- _Exercise aim_
Quote, verbatim, all material below, without pictures.

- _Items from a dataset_
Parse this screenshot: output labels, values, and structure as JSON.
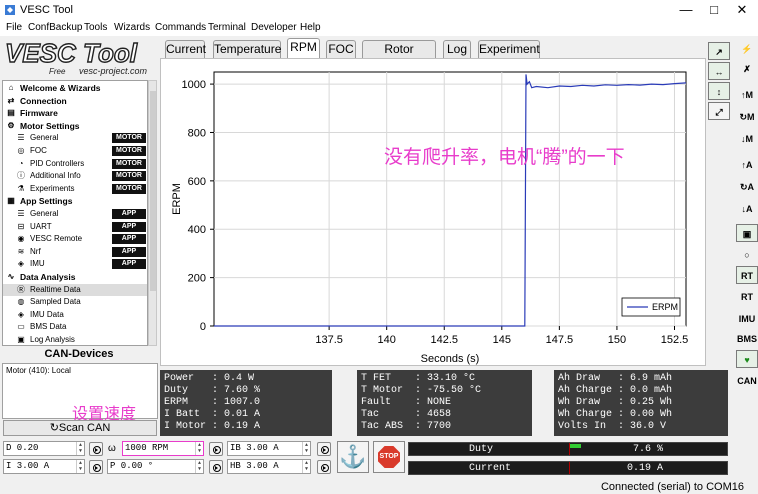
{
  "window": {
    "title": "VESC Tool"
  },
  "menu": [
    "File",
    "ConfBackup",
    "Tools",
    "Wizards",
    "Commands",
    "Terminal",
    "Developer",
    "Help"
  ],
  "logo": {
    "text": "VESC Tool",
    "sub_free": "Free",
    "sub_url": "vesc-project.com"
  },
  "nav": [
    {
      "label": "Welcome & Wizards",
      "icon": "home-icon",
      "bold": true
    },
    {
      "label": "Connection",
      "icon": "connection-icon",
      "bold": true
    },
    {
      "label": "Firmware",
      "icon": "firmware-icon",
      "bold": true
    },
    {
      "label": "Motor Settings",
      "icon": "motor-icon",
      "bold": true
    },
    {
      "label": "General",
      "icon": "sliders-icon",
      "badge": "MOTOR"
    },
    {
      "label": "FOC",
      "icon": "foc-icon",
      "badge": "MOTOR"
    },
    {
      "label": "PID Controllers",
      "icon": "gauge-icon",
      "badge": "MOTOR"
    },
    {
      "label": "Additional Info",
      "icon": "info-icon",
      "badge": "MOTOR"
    },
    {
      "label": "Experiments",
      "icon": "experiment-icon",
      "badge": "MOTOR"
    },
    {
      "label": "App Settings",
      "icon": "app-icon",
      "bold": true
    },
    {
      "label": "General",
      "icon": "sliders-icon",
      "badge": "APP"
    },
    {
      "label": "UART",
      "icon": "uart-icon",
      "badge": "APP"
    },
    {
      "label": "VESC Remote",
      "icon": "remote-icon",
      "badge": "APP"
    },
    {
      "label": "Nrf",
      "icon": "wireless-icon",
      "badge": "APP"
    },
    {
      "label": "IMU",
      "icon": "imu-icon",
      "badge": "APP"
    },
    {
      "label": "Data Analysis",
      "icon": "analysis-icon",
      "bold": true
    },
    {
      "label": "Realtime Data",
      "icon": "realtime-icon",
      "selected": true
    },
    {
      "label": "Sampled Data",
      "icon": "sampled-icon"
    },
    {
      "label": "IMU Data",
      "icon": "imu-icon"
    },
    {
      "label": "BMS Data",
      "icon": "bms-icon"
    },
    {
      "label": "Log Analysis",
      "icon": "log-icon"
    }
  ],
  "can": {
    "header": "CAN-Devices",
    "item": "Motor (410): Local",
    "scan_label": "Scan CAN",
    "annotation": "设置速度"
  },
  "tabs": [
    "Current",
    "Temperature",
    "RPM",
    "FOC",
    "Rotor Position",
    "Log",
    "Experiment"
  ],
  "active_tab": "RPM",
  "annotation": "没有爬升率，电机“腾”的一下",
  "chart_data": {
    "type": "line",
    "xlabel": "Seconds (s)",
    "ylabel": "ERPM",
    "xlim": [
      132.5,
      153.0
    ],
    "ylim": [
      0,
      1050
    ],
    "xticks": [
      "137.5",
      "140",
      "142.5",
      "145",
      "147.5",
      "150",
      "152.5"
    ],
    "yticks": [
      "0",
      "200",
      "400",
      "600",
      "800",
      "1000"
    ],
    "grid": true,
    "legend": "bottom-right",
    "series": [
      {
        "name": "ERPM",
        "color": "#2a3bb8",
        "x": [
          132.5,
          146.0,
          146.05,
          146.1,
          146.2,
          146.3,
          146.5,
          147.0,
          147.5,
          148.0,
          148.5,
          149.0,
          149.5,
          150.0,
          150.5,
          151.0,
          151.5,
          152.0,
          152.5,
          153.0
        ],
        "y": [
          0,
          0,
          1040,
          1000,
          1010,
          985,
          990,
          985,
          992,
          990,
          995,
          992,
          997,
          995,
          998,
          996,
          1000,
          998,
          1002,
          1005
        ]
      }
    ]
  },
  "stats": {
    "left": [
      "Power   : 0.4 W",
      "Duty    : 7.60 %",
      "ERPM    : 1007.0",
      "I Batt  : 0.01 A",
      "I Motor : 0.19 A"
    ],
    "mid": [
      "T FET    : 33.10 °C",
      "T Motor  : -75.50 °C",
      "Fault    : NONE",
      "Tac      : 4658",
      "Tac ABS  : 7700"
    ],
    "right": [
      "Ah Draw   : 6.9 mAh",
      "Ah Charge : 0.0 mAh",
      "Wh Draw   : 0.25 Wh",
      "Wh Charge : 0.00 Wh",
      "Volts In  : 36.0 V"
    ]
  },
  "controls": {
    "duty": "D 0.20",
    "rpm": "1000 RPM",
    "ib": "IB 3.00 A",
    "current": "I 3.00 A",
    "pos": "P 0.00 °",
    "hb": "HB 3.00 A",
    "stop_label": "STOP"
  },
  "bars": {
    "duty_label": "Duty",
    "duty_value": "7.6 %",
    "duty_fraction": 0.076,
    "current_label": "Current",
    "current_value": "0.19 A",
    "current_fraction": 0.0
  },
  "status": "Connected (serial) to COM16"
}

- _Finished exercise_
Parse this screenshot: output labels, values, and structure as JSON.
{
  "window": {
    "title": "VESC Tool"
  },
  "menu": [
    "File",
    "ConfBackup",
    "Tools",
    "Wizards",
    "Commands",
    "Terminal",
    "Developer",
    "Help"
  ],
  "logo": {
    "text": "VESC Tool",
    "sub_free": "Free",
    "sub_url": "vesc-project.com"
  },
  "nav": [
    {
      "label": "Welcome & Wizards",
      "icon": "home-icon",
      "bold": true
    },
    {
      "label": "Connection",
      "icon": "connection-icon",
      "bold": true
    },
    {
      "label": "Firmware",
      "icon": "firmware-icon",
      "bold": true
    },
    {
      "label": "Motor Settings",
      "icon": "motor-icon",
      "bold": true
    },
    {
      "label": "General",
      "icon": "sliders-icon",
      "badge": "MOTOR"
    },
    {
      "label": "FOC",
      "icon": "foc-icon",
      "badge": "MOTOR"
    },
    {
      "label": "PID Controllers",
      "icon": "gauge-icon",
      "badge": "MOTOR"
    },
    {
      "label": "Additional Info",
      "icon": "info-icon",
      "badge": "MOTOR"
    },
    {
      "label": "Experiments",
      "icon": "experiment-icon",
      "badge": "MOTOR"
    },
    {
      "label": "App Settings",
      "icon": "app-icon",
      "bold": true
    },
    {
      "label": "General",
      "icon": "sliders-icon",
      "badge": "APP"
    },
    {
      "label": "UART",
      "icon": "uart-icon",
      "badge": "APP"
    },
    {
      "label": "VESC Remote",
      "icon": "remote-icon",
      "badge": "APP"
    },
    {
      "label": "Nrf",
      "icon": "wireless-icon",
      "badge": "APP"
    },
    {
      "label": "IMU",
      "icon": "imu-icon",
      "badge": "APP"
    },
    {
      "label": "Data Analysis",
      "icon": "analysis-icon",
      "bold": true
    },
    {
      "label": "Realtime Data",
      "icon": "realtime-icon",
      "selected": true
    },
    {
      "label": "Sampled Data",
      "icon": "sampled-icon"
    },
    {
      "label": "IMU Data",
      "icon": "imu-icon"
    },
    {
      "label": "BMS Data",
      "icon": "bms-icon"
    },
    {
      "label": "Log Analysis",
      "icon": "log-icon"
    }
  ],
  "can": {
    "header": "CAN-Devices",
    "item": "Motor (410): Local",
    "scan_label": "Scan CAN",
    "annotation": "设置速度"
  },
  "tabs": [
    "Current",
    "Temperature",
    "RPM",
    "FOC",
    "Rotor Position",
    "Log",
    "Experiment"
  ],
  "active_tab": "RPM",
  "annotation": "没有爬升率，电机“腾”的一下",
  "chart_data": {
    "type": "line",
    "xlabel": "Seconds (s)",
    "ylabel": "ERPM",
    "xlim": [
      132.5,
      153.0
    ],
    "ylim": [
      0,
      1050
    ],
    "xticks": [
      "137.5",
      "140",
      "142.5",
      "145",
      "147.5",
      "150",
      "152.5"
    ],
    "yticks": [
      "0",
      "200",
      "400",
      "600",
      "800",
      "1000"
    ],
    "grid": true,
    "legend": "bottom-right",
    "series": [
      {
        "name": "ERPM",
        "color": "#2a3bb8",
        "x": [
          132.5,
          146.0,
          146.05,
          146.1,
          146.2,
          146.3,
          146.5,
          147.0,
          147.5,
          148.0,
          148.5,
          149.0,
          149.5,
          150.0,
          150.5,
          151.0,
          151.5,
          152.0,
          152.5,
          153.0
        ],
        "y": [
          0,
          0,
          1040,
          1000,
          1010,
          985,
          990,
          985,
          992,
          990,
          995,
          992,
          997,
          995,
          998,
          996,
          1000,
          998,
          1002,
          1005
        ]
      }
    ]
  },
  "stats": {
    "left": [
      "Power   : 0.4 W",
      "Duty    : 7.60 %",
      "ERPM    : 1007.0",
      "I Batt  : 0.01 A",
      "I Motor : 0.19 A"
    ],
    "mid": [
      "T FET    : 33.10 °C",
      "T Motor  : -75.50 °C",
      "Fault    : NONE",
      "Tac      : 4658",
      "Tac ABS  : 7700"
    ],
    "right": [
      "Ah Draw   : 6.9 mAh",
      "Ah Charge : 0.0 mAh",
      "Wh Draw   : 0.25 Wh",
      "Wh Charge : 0.00 Wh",
      "Volts In  : 36.0 V"
    ]
  },
  "controls": {
    "duty": "D 0.20",
    "rpm": "1000 RPM",
    "ib": "IB 3.00 A",
    "current": "I 3.00 A",
    "pos": "P 0.00 °",
    "hb": "HB 3.00 A",
    "stop_label": "STOP"
  },
  "bars": {
    "duty_label": "Duty",
    "duty_value": "7.6 %",
    "duty_fraction": 0.076,
    "current_label": "Current",
    "current_value": "0.19 A",
    "current_fraction": 0.0
  },
  "status": "Connected (serial) to COM16"
}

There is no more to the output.